### PASSAGE SHOWN

--------------------------------

The Sulphur Bank Mine began as a sulfur operation in the 1860s before transitioning to mercury extraction. For nine decades, it produced mercury from cinnabar ore, leaving behind open pits, waste rock piles, and contaminated tailings that leached heavy metals into the surrounding soil and groundwater. When the mine shut down in 1957, the EPA did not yet exist. The waste sat untouched for decades, slowly migrating into Clear Lake. Elemental mercury transformed into methylmercury through bacterial processes in the lake sediment -- a potent neurotoxin that accumulated up the food chain into the flesh of fish the Elem had always relied on for sustenance. The EPA designated Sulphur Bank a superfund site in 1990. Early cleanup efforts removed up to 18 inches of contaminated soil from 17 residential yards on the reservation and replaced it with clean fill. But the deeper problem -- the millions of cubic yards of mine waste along the shoreline -- persisted for decades longer.

Living with Mercury

The contamination reshaped daily life on the reservation in ways that outsiders rarely see. Fish advisories, first issued in 1987 and updated repeatedly, warned against eating species that the Elem had consumed for generations. Tribal members who continued traditional fishing practices showed blood mercury levels far above the national average. According to Elem Colony Chairman Augustine Garcia, several tribal members died of kidney and liver failure -- people who never drank but consumed large quantities of fish from the lake. The contamination did not just threaten physical health. It severed cultural practices. Fishing, gathering shellfish and aquatic plants, conducting ceremonies near the water -- these were not recreational activities but expressions of identity stretching back thousands of years. When the water and the food it provides become dangerous, an entire way of life is undermined. In 2023, the EPA finally issued its plan to clean up the mine and residential soils, more than three decades after the superfund designation.

--------------------------------

### WHAT THIS TASK INVOLVES
Carry on the passage about mercury contamination at the Sulphur Bank Mine from the point where it stops. The material that comes next stands apart from the passage on the Sulphur Bank Mine.

--------------------------------

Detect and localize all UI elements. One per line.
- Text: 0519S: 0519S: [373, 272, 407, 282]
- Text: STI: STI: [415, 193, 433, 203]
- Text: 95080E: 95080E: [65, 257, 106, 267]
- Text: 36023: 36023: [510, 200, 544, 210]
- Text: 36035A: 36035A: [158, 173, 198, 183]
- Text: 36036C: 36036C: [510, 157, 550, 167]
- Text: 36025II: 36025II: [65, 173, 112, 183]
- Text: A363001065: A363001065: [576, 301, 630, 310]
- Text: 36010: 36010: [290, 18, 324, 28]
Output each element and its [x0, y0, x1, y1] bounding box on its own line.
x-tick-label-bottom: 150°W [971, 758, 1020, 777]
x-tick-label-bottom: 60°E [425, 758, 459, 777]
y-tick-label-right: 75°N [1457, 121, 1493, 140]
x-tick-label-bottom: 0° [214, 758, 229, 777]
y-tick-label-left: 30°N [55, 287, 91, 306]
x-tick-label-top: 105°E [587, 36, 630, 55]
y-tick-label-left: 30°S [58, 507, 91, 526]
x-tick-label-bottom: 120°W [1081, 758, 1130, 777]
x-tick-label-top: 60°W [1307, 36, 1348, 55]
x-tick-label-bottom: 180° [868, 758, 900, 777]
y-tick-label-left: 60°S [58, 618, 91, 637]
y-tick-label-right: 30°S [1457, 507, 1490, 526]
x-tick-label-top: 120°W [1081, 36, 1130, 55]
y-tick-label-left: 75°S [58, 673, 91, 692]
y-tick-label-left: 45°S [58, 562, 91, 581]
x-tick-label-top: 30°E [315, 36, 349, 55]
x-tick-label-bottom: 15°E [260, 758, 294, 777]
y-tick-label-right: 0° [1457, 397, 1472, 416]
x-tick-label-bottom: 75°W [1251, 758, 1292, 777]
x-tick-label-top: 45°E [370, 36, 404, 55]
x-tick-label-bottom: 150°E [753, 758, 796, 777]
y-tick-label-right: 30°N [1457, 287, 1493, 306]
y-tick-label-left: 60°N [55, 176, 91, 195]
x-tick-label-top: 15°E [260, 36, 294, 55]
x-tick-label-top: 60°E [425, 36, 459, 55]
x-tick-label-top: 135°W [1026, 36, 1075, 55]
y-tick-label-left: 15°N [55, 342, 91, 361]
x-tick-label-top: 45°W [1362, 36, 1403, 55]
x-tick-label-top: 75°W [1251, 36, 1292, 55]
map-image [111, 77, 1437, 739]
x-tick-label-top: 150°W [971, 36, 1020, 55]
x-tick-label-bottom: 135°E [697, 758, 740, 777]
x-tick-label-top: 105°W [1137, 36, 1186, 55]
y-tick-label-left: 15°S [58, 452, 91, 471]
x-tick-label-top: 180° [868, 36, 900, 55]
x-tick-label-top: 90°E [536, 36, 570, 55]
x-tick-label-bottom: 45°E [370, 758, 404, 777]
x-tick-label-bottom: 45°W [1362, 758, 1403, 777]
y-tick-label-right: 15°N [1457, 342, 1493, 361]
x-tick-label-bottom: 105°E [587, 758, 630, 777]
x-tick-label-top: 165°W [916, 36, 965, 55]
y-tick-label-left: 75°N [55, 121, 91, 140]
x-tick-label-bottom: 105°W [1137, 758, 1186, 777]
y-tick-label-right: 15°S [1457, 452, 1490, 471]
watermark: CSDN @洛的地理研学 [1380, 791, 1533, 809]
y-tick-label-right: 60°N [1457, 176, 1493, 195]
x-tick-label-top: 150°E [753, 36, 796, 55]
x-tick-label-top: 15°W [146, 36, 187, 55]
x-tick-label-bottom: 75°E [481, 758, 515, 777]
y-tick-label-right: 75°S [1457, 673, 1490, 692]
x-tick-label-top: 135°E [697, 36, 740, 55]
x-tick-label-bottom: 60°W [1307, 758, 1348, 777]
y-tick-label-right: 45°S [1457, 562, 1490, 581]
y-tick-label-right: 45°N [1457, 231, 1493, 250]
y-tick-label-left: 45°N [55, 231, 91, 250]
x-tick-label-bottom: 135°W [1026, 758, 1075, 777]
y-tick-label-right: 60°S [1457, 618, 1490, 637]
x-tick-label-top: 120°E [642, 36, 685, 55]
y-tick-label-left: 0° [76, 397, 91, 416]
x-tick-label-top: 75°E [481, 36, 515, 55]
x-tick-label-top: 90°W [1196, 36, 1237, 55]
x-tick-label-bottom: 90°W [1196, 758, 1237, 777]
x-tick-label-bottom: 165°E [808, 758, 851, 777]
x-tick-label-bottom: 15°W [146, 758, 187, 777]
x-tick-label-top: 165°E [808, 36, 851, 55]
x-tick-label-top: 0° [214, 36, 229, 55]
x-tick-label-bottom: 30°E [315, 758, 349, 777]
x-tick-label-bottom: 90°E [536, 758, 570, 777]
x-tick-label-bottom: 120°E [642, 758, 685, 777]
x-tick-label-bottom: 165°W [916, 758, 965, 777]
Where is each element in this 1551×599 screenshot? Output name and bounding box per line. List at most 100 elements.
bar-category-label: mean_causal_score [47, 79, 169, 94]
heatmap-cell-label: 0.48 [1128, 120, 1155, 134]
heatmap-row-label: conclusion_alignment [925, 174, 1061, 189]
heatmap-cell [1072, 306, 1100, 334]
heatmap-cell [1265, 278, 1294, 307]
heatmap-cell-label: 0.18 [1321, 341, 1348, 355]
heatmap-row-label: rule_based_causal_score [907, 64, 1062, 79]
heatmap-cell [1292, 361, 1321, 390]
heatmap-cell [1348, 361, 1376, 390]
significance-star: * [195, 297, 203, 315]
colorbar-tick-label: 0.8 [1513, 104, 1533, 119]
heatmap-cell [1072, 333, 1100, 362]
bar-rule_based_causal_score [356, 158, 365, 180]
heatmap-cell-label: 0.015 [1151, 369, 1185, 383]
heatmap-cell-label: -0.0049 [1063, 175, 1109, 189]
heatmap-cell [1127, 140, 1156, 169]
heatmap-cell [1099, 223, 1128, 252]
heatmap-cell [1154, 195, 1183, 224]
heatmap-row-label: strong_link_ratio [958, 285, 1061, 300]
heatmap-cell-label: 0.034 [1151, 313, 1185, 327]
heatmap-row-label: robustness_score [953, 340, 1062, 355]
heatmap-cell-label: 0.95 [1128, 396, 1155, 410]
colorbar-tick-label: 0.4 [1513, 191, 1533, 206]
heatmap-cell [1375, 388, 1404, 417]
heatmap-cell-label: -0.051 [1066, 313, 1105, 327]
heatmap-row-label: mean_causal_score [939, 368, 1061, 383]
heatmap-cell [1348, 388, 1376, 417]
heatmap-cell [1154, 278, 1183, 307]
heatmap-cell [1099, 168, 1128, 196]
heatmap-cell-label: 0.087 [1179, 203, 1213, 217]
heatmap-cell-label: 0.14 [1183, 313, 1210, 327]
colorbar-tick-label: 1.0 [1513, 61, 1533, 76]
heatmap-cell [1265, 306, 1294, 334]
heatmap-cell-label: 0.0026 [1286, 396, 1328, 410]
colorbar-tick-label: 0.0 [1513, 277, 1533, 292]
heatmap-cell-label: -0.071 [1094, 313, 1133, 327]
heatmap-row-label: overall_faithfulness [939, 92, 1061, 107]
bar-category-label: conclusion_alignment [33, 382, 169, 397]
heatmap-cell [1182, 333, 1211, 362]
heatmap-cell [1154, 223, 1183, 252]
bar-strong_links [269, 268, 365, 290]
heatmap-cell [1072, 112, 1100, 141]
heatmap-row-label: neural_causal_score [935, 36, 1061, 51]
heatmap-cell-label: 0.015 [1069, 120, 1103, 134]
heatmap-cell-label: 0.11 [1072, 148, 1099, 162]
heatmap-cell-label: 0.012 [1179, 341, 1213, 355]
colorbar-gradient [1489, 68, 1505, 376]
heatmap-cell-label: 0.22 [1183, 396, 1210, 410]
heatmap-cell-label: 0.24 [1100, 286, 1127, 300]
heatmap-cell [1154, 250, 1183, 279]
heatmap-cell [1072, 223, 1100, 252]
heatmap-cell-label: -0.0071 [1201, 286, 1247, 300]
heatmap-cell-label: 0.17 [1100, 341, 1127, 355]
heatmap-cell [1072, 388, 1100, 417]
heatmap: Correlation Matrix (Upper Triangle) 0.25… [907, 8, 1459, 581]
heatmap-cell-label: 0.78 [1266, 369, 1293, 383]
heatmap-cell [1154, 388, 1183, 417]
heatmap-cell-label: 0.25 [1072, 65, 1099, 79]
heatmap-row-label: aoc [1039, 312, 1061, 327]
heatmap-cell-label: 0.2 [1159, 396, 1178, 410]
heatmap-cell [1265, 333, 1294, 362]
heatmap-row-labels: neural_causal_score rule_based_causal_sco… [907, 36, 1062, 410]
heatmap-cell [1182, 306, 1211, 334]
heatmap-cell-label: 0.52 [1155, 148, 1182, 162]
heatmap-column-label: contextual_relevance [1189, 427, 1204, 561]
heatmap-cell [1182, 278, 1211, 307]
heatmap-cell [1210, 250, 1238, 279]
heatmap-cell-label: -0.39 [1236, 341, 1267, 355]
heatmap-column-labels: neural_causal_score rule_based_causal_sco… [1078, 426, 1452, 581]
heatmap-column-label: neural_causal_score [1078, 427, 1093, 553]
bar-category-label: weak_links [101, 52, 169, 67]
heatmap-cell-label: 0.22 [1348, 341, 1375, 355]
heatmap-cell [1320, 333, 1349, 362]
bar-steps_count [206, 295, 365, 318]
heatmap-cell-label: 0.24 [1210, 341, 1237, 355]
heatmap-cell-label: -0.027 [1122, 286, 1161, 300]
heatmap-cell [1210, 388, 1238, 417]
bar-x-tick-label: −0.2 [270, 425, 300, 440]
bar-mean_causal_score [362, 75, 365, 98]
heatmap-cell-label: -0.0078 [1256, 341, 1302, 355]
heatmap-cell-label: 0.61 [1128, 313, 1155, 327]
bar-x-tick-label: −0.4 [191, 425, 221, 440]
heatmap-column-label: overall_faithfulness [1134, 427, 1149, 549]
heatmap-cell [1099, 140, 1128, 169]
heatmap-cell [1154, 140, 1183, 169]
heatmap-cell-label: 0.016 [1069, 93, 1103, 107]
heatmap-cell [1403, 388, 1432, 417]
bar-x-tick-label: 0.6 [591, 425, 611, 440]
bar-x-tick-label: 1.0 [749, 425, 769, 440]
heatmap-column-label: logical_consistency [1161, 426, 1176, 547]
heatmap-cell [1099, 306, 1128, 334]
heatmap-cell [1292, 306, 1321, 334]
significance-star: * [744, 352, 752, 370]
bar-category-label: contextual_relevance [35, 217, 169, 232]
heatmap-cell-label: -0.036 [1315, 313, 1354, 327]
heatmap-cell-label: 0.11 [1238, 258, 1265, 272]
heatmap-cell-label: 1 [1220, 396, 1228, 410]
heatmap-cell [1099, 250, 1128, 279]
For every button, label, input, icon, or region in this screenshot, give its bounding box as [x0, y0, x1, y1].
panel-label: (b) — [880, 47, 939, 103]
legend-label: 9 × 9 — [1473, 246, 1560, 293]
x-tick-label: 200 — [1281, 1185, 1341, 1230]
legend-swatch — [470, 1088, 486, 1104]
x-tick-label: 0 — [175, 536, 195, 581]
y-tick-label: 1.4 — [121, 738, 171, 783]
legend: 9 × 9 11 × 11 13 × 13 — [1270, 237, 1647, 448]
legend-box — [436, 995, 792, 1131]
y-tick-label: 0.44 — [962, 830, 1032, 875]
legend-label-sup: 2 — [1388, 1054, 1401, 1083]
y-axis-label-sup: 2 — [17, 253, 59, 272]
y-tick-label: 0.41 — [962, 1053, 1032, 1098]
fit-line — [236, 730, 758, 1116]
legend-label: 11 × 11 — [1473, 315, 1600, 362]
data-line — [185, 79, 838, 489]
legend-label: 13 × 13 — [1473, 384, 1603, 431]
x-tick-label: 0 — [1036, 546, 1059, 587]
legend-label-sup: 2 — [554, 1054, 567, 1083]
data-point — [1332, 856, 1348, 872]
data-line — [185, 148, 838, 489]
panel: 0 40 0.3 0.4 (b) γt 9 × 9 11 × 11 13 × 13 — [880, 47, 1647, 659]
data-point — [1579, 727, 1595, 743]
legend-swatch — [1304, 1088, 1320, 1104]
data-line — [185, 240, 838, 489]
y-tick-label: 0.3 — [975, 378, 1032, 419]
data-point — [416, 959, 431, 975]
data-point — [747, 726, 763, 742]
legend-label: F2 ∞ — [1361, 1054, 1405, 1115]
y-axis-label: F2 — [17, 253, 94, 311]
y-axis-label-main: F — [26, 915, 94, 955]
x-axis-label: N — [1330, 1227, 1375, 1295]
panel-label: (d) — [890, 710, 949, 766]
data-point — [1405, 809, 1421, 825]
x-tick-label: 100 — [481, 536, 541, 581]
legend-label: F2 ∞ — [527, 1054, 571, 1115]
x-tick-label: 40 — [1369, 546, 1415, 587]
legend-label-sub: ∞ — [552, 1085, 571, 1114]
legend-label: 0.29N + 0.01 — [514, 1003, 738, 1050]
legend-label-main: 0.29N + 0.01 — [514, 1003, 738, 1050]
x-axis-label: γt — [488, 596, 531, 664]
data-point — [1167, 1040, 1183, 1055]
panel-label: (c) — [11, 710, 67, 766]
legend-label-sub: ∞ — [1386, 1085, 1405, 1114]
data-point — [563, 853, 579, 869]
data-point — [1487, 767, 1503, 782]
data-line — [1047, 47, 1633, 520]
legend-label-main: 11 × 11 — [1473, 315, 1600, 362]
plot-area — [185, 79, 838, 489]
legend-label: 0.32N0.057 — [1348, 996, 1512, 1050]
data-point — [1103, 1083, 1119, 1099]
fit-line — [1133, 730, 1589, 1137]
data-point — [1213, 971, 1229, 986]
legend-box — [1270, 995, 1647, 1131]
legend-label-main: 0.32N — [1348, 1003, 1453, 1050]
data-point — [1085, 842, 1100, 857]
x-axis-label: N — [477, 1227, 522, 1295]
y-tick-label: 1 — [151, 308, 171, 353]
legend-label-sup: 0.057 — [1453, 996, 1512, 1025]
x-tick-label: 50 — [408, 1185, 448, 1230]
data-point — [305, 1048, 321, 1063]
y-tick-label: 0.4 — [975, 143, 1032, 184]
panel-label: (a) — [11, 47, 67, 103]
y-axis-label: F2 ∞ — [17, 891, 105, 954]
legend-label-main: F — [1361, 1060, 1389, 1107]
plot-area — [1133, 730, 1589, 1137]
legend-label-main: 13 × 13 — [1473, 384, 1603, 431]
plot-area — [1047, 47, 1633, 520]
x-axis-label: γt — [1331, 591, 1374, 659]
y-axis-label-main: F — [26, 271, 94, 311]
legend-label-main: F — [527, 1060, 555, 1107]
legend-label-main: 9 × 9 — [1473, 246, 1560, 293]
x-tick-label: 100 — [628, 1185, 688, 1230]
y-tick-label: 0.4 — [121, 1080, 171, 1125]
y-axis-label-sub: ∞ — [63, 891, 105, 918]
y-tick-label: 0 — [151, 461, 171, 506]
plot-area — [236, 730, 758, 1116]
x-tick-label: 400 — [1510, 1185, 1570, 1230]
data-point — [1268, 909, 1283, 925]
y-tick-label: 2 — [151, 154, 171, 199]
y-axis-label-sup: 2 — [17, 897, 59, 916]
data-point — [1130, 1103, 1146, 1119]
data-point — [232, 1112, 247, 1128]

--------------------------------

### REPLY TO THE EXERCISE
Endurance at the Shoreline

The Elem Indian Colony was formally organized as a tribe in 1936 and received its reservation -- originally called the Sulfur Bank Rancheria -- in 1949. Today, tribal headquarters are in Lower Lake, California. The colony sits between the small towns of Clearlake Oaks to the north and Clearlake to the south, served by the Konocti Unified School District. These are modest facts for a community that has endured colonization, enslavement, massacre, forced labor, disease, land theft, and environmental poisoning across two centuries. The Elem lost approximately 80,000 acres of traditional territory around Clear Lake. What they received in return was 50 acres adjacent to a toxic mine. That they remain here -- organized, federally recognized, still pressing their claim to Rattlesnake Island, still advocating for cleanup of the land that was supposed to be their refuge -- is not a feel-good story. It is a testament to a persistence that should not have been necessary.

From the Air

The Elem Indian Colony reservation is located at approximately 39.01N, 122.67W on the eastern shore of Clear Lake in Lake County, California. Clear Lake is the largest natural freshwater lake entirely within California and is easily identifiable from the air. The reservation sits between Clearlake Oaks (north) and the city of Clearlake (south). Rattlesnake Island is visible roughly 500 feet offshore. The nearest airports include Lampson Field (1O2) in Lakeport and Ukiah Municipal Airport (KUKI) to the northwest. The area is typically VFR in summer but can see low visibility during winter months. Overflying at 2,000-3,000 feet AGL provides clear views of the lake, the mine site along the shoreline, and the surrounding oak woodland terrain.